Short problem —
Scan the lines below for the string "ylabel" and copy every one that has it.
:: Items ::
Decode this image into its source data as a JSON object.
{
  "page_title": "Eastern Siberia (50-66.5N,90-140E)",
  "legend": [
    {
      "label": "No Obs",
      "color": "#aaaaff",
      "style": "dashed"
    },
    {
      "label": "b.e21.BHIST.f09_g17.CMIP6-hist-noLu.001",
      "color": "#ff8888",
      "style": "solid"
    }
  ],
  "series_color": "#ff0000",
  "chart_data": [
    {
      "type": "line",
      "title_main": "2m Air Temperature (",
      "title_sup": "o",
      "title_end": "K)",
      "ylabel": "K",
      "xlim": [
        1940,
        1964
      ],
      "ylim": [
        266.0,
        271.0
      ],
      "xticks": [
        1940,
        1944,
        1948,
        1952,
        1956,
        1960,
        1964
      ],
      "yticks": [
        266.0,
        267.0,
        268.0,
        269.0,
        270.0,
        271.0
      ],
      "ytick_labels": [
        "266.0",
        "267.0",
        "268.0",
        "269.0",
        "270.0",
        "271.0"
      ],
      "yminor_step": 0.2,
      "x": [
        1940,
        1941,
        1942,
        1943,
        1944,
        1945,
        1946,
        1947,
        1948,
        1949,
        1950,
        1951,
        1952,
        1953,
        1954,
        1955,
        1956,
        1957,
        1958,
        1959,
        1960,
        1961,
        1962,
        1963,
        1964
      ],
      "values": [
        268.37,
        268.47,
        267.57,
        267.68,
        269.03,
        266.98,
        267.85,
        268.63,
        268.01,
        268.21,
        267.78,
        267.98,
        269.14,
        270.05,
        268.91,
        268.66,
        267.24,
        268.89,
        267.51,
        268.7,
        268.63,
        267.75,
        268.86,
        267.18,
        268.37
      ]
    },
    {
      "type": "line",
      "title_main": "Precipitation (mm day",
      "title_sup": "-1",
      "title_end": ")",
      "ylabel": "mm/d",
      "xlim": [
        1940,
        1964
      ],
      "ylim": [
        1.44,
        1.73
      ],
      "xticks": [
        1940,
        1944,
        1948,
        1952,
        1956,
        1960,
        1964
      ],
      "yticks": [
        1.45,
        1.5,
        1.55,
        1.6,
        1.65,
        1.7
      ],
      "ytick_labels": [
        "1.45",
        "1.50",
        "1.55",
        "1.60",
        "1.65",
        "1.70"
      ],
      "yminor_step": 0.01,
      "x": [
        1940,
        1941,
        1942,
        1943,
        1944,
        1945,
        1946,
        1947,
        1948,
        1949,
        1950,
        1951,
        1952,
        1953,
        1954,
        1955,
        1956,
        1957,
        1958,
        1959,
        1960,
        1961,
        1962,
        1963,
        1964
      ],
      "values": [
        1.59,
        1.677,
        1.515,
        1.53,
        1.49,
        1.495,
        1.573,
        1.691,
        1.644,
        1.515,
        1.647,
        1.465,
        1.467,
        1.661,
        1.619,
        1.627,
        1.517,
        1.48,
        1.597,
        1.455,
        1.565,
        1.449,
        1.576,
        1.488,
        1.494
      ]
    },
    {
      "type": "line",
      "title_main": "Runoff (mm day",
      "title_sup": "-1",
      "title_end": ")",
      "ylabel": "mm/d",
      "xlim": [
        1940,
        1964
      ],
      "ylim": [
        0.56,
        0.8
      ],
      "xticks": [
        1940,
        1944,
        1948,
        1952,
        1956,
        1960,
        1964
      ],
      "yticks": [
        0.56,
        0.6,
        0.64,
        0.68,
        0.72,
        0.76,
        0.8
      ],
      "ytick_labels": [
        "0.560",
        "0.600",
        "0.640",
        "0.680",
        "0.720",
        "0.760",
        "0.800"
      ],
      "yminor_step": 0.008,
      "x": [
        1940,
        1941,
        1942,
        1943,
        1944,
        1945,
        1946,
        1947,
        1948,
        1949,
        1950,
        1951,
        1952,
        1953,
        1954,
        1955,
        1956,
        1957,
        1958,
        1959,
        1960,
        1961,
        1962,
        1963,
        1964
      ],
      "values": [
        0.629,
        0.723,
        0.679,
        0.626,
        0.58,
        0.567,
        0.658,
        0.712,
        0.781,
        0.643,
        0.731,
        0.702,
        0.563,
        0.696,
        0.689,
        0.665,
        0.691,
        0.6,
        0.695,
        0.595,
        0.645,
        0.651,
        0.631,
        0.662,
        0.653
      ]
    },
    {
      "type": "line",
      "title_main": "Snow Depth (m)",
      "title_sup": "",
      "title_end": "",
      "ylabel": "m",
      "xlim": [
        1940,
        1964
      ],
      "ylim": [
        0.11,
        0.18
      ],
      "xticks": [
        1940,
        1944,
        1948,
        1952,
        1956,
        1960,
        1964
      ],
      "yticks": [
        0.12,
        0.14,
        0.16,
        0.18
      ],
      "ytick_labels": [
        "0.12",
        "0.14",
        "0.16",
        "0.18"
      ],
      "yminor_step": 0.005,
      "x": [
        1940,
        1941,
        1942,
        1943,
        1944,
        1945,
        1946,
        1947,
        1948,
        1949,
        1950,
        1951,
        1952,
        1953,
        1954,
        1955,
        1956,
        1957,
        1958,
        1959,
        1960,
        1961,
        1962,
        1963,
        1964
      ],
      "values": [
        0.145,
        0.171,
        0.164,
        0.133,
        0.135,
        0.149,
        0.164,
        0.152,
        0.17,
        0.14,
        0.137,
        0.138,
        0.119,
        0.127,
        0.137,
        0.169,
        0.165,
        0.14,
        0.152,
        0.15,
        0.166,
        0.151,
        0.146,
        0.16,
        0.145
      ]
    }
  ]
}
:::
Exercise answer —
      "ylabel": "K",
      "ylabel": "mm/d",
      "ylabel": "mm/d",
      "ylabel": "m",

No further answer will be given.